EXERCISE INSTRUCTIONS: From the listing below, extract each line containing the string "important".

==== INPUT

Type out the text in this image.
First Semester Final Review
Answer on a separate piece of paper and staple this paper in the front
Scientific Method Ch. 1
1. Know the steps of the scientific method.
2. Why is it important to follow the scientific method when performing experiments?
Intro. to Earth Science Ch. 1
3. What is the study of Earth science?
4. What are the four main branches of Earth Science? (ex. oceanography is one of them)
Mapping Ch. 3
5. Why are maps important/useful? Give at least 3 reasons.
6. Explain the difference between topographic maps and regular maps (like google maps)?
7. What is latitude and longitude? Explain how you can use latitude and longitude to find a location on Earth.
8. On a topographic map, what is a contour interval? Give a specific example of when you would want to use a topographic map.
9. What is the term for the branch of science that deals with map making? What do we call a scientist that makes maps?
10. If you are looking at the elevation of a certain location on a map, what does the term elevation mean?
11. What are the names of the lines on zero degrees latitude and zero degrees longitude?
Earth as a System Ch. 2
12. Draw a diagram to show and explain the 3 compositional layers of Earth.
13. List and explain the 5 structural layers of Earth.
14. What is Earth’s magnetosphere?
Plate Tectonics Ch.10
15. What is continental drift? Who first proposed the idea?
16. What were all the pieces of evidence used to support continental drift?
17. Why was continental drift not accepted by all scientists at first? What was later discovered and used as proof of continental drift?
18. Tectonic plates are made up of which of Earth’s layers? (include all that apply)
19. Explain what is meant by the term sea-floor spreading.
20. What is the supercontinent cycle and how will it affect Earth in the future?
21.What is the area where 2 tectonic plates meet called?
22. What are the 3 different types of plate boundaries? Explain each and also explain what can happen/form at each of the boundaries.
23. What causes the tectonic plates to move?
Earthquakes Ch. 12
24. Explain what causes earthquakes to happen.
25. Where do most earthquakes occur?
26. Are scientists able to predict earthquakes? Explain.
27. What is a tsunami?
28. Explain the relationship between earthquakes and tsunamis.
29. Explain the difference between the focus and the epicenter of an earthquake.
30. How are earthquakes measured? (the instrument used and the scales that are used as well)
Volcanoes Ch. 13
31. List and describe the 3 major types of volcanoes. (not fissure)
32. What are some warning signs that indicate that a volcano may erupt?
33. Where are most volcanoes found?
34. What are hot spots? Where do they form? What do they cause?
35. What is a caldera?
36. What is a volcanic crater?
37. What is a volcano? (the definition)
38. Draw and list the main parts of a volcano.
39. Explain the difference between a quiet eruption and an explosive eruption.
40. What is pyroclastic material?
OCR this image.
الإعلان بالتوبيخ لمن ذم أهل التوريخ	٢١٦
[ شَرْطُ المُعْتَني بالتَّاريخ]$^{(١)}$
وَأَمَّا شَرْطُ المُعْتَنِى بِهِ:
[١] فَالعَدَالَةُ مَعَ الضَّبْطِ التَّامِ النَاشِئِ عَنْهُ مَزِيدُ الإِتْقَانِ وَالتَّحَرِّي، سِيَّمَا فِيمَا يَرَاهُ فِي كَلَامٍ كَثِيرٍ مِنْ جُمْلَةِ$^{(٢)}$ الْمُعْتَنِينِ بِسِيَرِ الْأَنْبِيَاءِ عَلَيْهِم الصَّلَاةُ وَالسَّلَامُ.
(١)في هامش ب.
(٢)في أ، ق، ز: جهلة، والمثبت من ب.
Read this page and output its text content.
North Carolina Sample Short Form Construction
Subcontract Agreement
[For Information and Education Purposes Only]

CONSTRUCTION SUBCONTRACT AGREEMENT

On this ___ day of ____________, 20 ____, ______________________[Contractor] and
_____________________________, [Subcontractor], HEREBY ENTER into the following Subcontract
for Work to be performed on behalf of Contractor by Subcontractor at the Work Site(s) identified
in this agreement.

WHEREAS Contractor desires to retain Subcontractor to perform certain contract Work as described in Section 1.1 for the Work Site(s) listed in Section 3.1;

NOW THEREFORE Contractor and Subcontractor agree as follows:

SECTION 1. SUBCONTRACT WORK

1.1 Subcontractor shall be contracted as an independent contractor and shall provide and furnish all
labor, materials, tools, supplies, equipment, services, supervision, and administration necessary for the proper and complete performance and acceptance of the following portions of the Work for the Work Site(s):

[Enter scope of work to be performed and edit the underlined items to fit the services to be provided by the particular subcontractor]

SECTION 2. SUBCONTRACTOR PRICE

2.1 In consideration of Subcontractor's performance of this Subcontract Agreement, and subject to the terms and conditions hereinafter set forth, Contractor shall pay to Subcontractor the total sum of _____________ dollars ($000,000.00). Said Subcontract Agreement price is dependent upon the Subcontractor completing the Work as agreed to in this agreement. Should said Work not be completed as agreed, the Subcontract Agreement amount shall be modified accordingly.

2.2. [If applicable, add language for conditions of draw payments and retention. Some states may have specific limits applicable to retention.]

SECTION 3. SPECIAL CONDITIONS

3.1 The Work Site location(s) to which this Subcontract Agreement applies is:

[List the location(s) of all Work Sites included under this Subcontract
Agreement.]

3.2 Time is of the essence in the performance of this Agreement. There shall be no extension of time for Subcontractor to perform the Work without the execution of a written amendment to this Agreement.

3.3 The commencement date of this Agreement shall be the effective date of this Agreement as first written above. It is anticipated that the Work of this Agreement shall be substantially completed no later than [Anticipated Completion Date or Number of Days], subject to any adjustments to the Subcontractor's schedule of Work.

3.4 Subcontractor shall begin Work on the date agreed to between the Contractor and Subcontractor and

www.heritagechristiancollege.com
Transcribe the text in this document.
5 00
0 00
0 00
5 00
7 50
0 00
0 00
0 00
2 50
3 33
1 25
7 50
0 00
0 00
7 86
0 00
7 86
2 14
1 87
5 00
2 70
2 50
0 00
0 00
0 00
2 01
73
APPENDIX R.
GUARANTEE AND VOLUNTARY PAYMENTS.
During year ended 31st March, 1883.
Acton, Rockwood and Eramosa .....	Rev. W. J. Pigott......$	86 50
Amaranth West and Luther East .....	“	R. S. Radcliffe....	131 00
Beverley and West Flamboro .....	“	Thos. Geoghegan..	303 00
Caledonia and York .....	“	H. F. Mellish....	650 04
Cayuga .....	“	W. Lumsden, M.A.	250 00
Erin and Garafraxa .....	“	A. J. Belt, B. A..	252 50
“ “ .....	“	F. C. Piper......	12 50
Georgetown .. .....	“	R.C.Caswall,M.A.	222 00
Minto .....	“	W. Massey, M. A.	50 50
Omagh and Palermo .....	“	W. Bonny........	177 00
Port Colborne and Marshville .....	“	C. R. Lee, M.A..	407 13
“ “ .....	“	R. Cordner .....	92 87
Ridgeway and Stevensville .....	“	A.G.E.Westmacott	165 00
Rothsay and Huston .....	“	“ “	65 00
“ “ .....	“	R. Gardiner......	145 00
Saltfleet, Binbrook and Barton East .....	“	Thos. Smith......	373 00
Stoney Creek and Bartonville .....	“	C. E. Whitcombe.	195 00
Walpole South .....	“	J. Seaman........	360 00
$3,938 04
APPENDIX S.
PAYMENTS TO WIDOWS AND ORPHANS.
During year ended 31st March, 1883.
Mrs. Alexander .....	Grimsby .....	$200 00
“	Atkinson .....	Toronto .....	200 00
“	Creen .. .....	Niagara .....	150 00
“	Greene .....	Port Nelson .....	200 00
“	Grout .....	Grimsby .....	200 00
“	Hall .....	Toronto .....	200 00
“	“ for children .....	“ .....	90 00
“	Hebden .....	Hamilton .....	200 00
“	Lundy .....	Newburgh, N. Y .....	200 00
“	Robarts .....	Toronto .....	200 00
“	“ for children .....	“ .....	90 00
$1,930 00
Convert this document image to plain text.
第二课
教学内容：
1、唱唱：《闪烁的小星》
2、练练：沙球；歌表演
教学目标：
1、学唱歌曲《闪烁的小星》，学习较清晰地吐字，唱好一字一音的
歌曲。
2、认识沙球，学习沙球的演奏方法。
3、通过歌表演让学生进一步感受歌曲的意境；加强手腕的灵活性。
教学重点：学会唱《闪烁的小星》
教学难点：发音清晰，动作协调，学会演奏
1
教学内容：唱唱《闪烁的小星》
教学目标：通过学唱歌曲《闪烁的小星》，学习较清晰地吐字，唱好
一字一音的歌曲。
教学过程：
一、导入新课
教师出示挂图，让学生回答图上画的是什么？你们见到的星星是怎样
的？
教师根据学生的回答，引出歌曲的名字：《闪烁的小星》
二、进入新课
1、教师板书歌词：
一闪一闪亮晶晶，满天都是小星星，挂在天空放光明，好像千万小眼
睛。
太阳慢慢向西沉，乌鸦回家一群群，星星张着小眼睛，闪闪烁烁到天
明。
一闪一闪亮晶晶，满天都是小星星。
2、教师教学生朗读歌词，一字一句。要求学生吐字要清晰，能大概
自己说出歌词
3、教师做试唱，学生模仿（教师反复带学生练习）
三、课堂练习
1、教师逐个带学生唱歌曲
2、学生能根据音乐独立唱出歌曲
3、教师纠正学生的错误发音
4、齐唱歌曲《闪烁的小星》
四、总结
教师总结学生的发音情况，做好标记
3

========

ANSWER TO THIS EXERCISE:
2. Why is it important to follow the scientific method when performing experiments?
5. Why are maps important/useful? Give at least 3 reasons.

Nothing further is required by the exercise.